What lines of the data hold the string "hole"? Pull each one out.

(Dataset entries)
______________________________
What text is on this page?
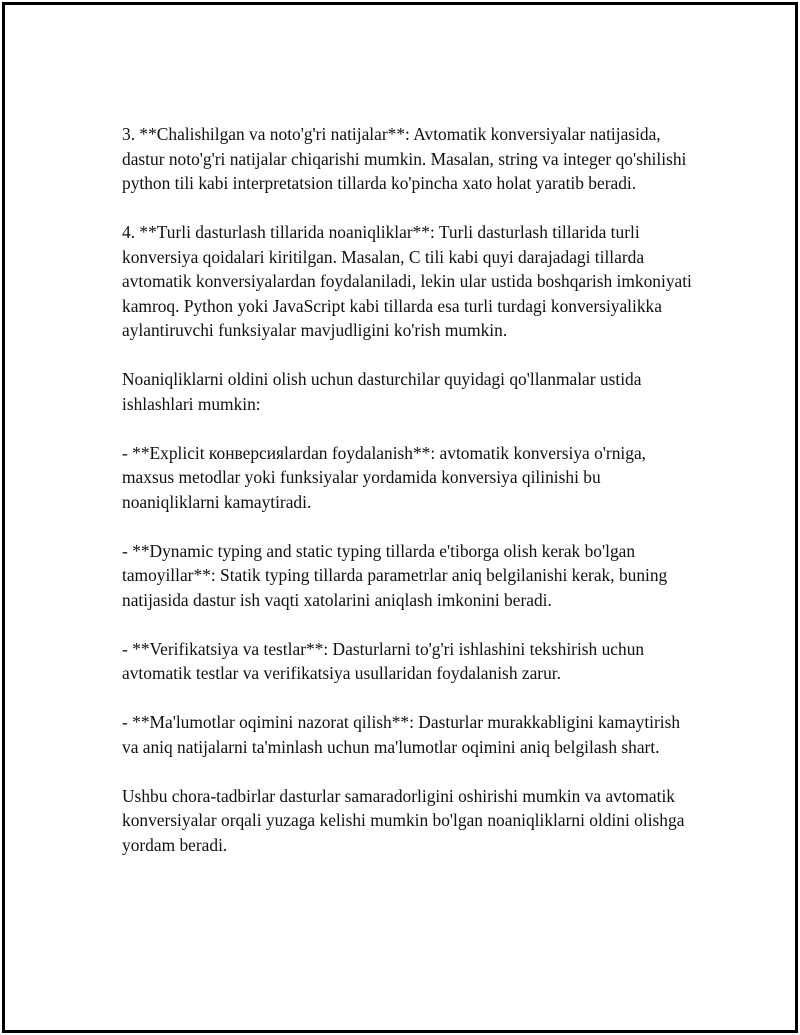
3. **Chalishilgan va noto'g'ri natijalar**: Avtomatik konversiyalar natijasida, dastur noto'g'ri natijalar chiqarishi mumkin. Masalan, string va integer qo'shilishi python tili kabi interpretatsion tillarda ko'pincha xato holat yaratib beradi.

4. **Turli dasturlash tillarida noaniqliklar**: Turli dasturlash tillarida turli konversiya qoidalari kiritilgan. Masalan, C tili kabi quyi darajadagi tillarda avtomatik konversiyalardan foydalaniladi, lekin ular ustida boshqarish imkoniyati kamroq. Python yoki JavaScript kabi tillarda esa turli turdagi konversiyalikka aylantiruvchi funksiyalar mavjudligini ko'rish mumkin.

Noaniqliklarni oldini olish uchun dasturchilar quyidagi qo'llanmalar ustida ishlashlari mumkin:

- **Explicit конверсияlardan foydalanish**: avtomatik konversiya o'rniga, maxsus metodlar yoki funksiyalar yordamida konversiya qilinishi bu noaniqliklarni kamaytiradi.

- **Dynamic typing and static typing tillarda e'tiborga olish kerak bo'lgan tamoyillar**: Statik typing tillarda parametrlar aniq belgilanishi kerak, buning natijasida dastur ish vaqti xatolarini aniqlash imkonini beradi.

- **Verifikatsiya va testlar**: Dasturlarni to'g'ri ishlashini tekshirish uchun avtomatik testlar va verifikatsiya usullaridan foydalanish zarur.

- **Ma'lumotlar oqimini nazorat qilish**: Dasturlar murakkabligini kamaytirish va aniq natijalarni ta'minlash uchun ma'lumotlar oqimini aniq belgilash shart.

Ushbu chora-tadbirlar dasturlar samaradorligini oshirishi mumkin va avtomatik konversiyalar orqali yuzaga kelishi mumkin bo'lgan noaniqliklarni oldini olishga yordam beradi.
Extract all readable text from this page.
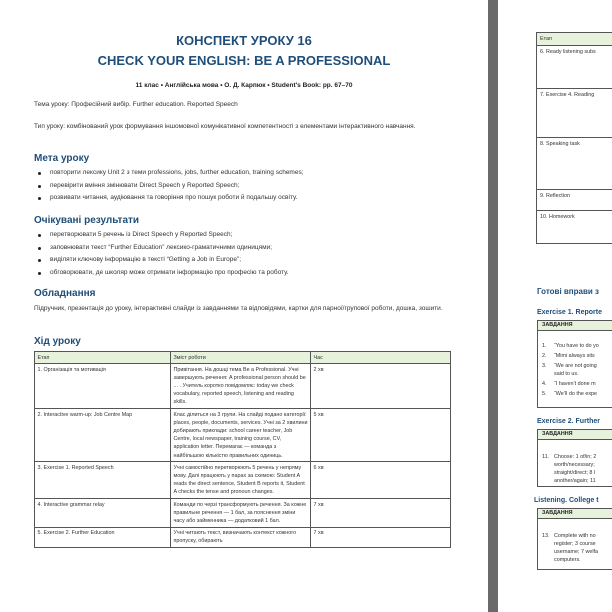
КОНСПЕКТ УРОКУ 16
CHECK YOUR ENGLISH: BE A PROFESSIONAL
11 клас • Англійська мова • О. Д. Карпюк • Student's Book: pp. 67–70
Тема уроку: Професійний вибір. Further education. Reported Speech
Тип уроку: комбінований урок формування іншомовної комунікативної компетентності з елементами інтерактивного навчання.
Мета уроку
повторити лексику Unit 2 з теми professions, jobs, further education, training schemes;
перевірити вміння змінювати Direct Speech у Reported Speech;
розвивати читання, аудіювання та говоріння про пошук роботи й подальшу освіту.
Очікувані результати
перетворювати 5 речень із Direct Speech у Reported Speech;
заповнювати текст “Further Education” лексико-граматичними одиницями;
виділяти ключову інформацію в тексті “Getting a Job in Europe”;
обговорювати, де школяр може отримати інформацію про професію та роботу.
Обладнання
Підручник, презентація до уроку, інтерактивні слайди із завданнями та відповідями, картки для парної/групової роботи, дошка, зошити.
Хід уроку
Етап	Зміст роботи	Час
1. Організація та мотивація	Привітання. На дошці тема Be a Professional. Учні завершують речення: A professional person should be ... . Учитель коротко повідомляє: today we check vocabulary, reported speech, listening and reading skills.	2 хв
2. Interactive warm-up: Job Centre Map	Клас ділиться на 3 групи. На слайді подано категорії: places, people, documents, services. Учні за 2 хвилини добирають приклади: school career teacher, Job Centre, local newspaper, training course, CV, application letter. Перемагає — команда з найбільшою кількістю правильних одиниць.	5 хв
3. Exercise 1. Reported Speech	Учні самостійно перетворюють 5 речень у непряму мову. Далі працюють у парах за схемою: Student A reads the direct sentence, Student B reports it, Student A checks the tense and pronoun changes.	6 хв
4. Interactive grammar relay	Команди по черзі трансформують речення. За кожне правильне речення — 1 бал, за пояснення зміни часу або займенника — додатковий 1 бал.	7 хв
5. Exercise 2. Further Education	Учні читають текст, визначають контекст кожного пропуску, обирають	7 хв
Етап
6. Ready listening subs
7. Exercise 4. Reading
8. Speaking task
9. Reflection
10. Homework
Готові вправи з
Exercise 1. Reporte
ЗАВДАННЯ
1. “You have to do yo
2. “Mimi always sits
3. “We are not going
said to us.
4. “I haven’t done m
5. “We’ll do the expe
Exercise 2. Further
ЗАВДАННЯ
11. Choose: 1 of/in; 2
worth/necessary;
straight/direct; 8 l
another/again; 11
Listening. College t
ЗАВДАННЯ
13. Complete with no
register; 3 course
username; 7 welfa
computers.
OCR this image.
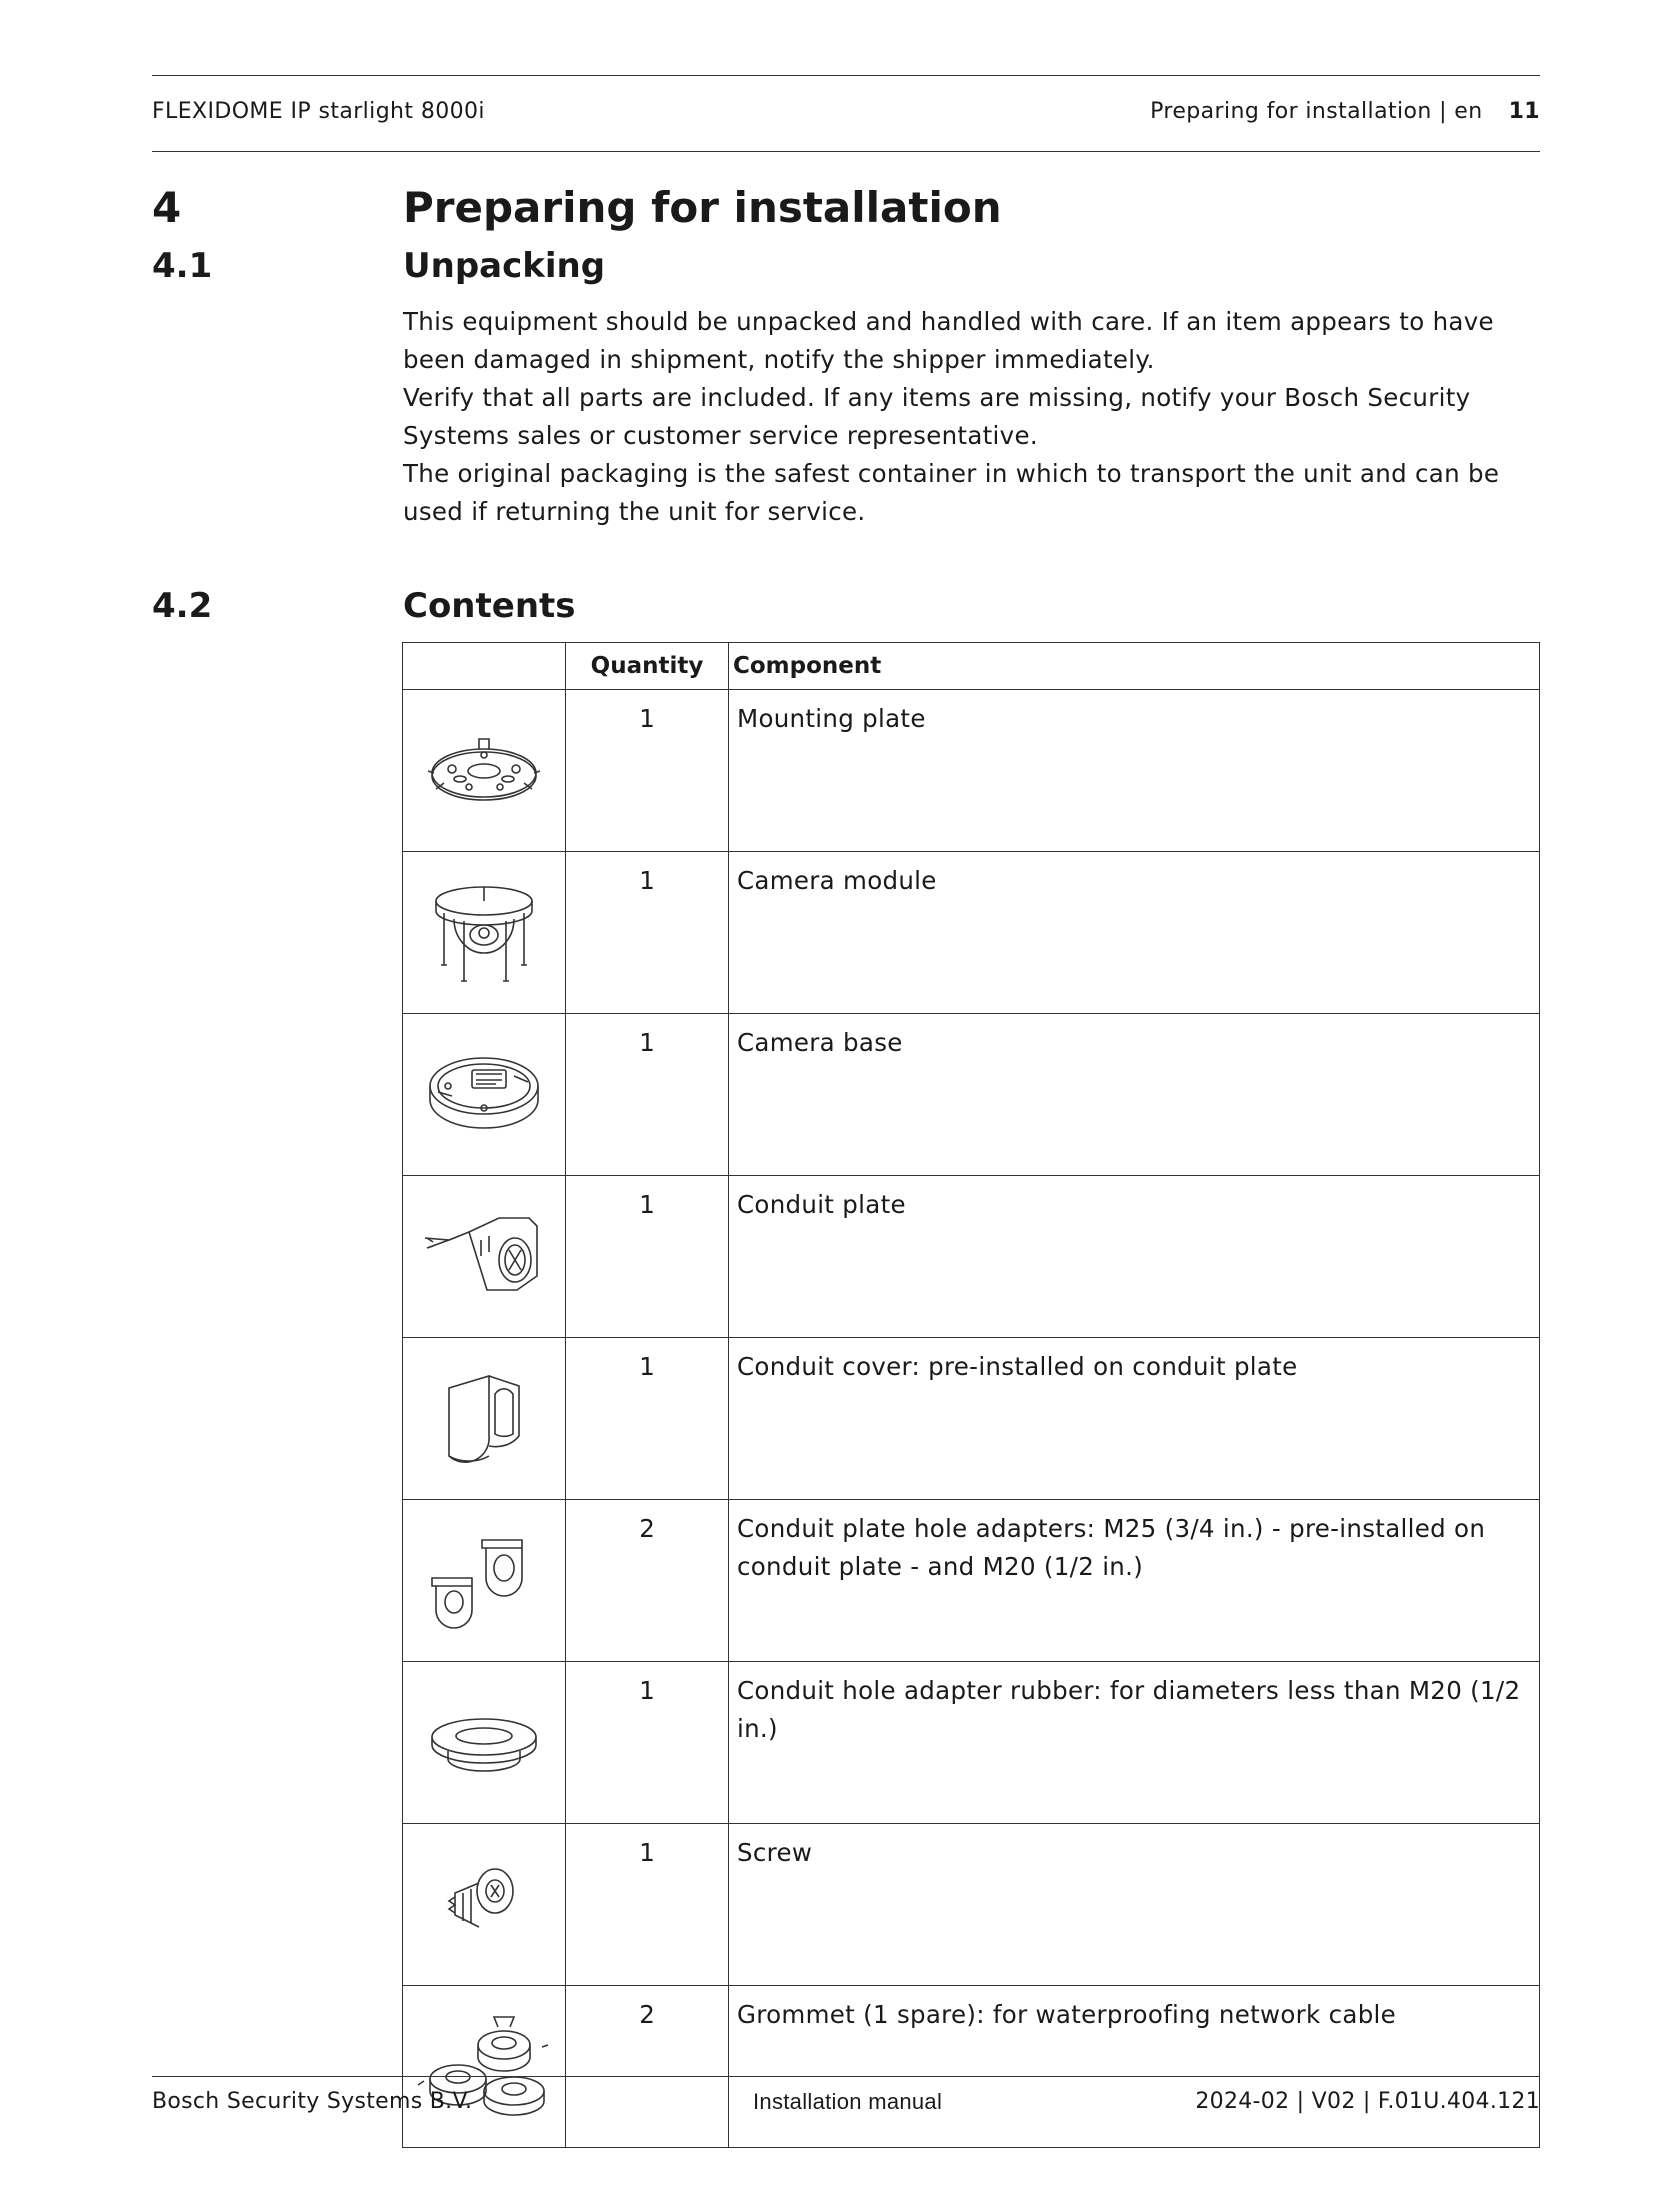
FLEXIDOME IP starlight 8000i	Preparing for installation | en 11
4	Preparing for installation
4.1	Unpacking

This equipment should be unpacked and handled with care. If an item appears to have been damaged in shipment, notify the shipper immediately.

Verify that all parts are included. If any items are missing, notify your Bosch Security Systems sales or customer service representative.

The original packaging is the safest container in which to transport the unit and can be used if returning the unit for service.

4.2	Contents
	Quantity	Component

	1	Mounting plate

	1	Camera module

	1	Camera base

	1	Conduit plate

	1	Conduit cover: pre-installed on conduit plate

	2	Conduit plate hole adapters: M25 (3/4 in.) - pre-installed on conduit plate - and M20 (1/2 in.)

	1	Conduit hole adapter rubber: for diameters less than M20 (1/2 in.)

	1	Screw

	2	Grommet (1 spare): for waterproofing network cable
Bosch Security Systems B.V.	Installation manual	2024-02 | V02 | F.01U.404.121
______________________________
Task answer
	2	Conduit plate hole adapters: M25 (3/4 in.) - pre-installed on conduit plate - and M20 (1/2 in.)
	1	Conduit hole adapter rubber: for diameters less than M20 (1/2 in.)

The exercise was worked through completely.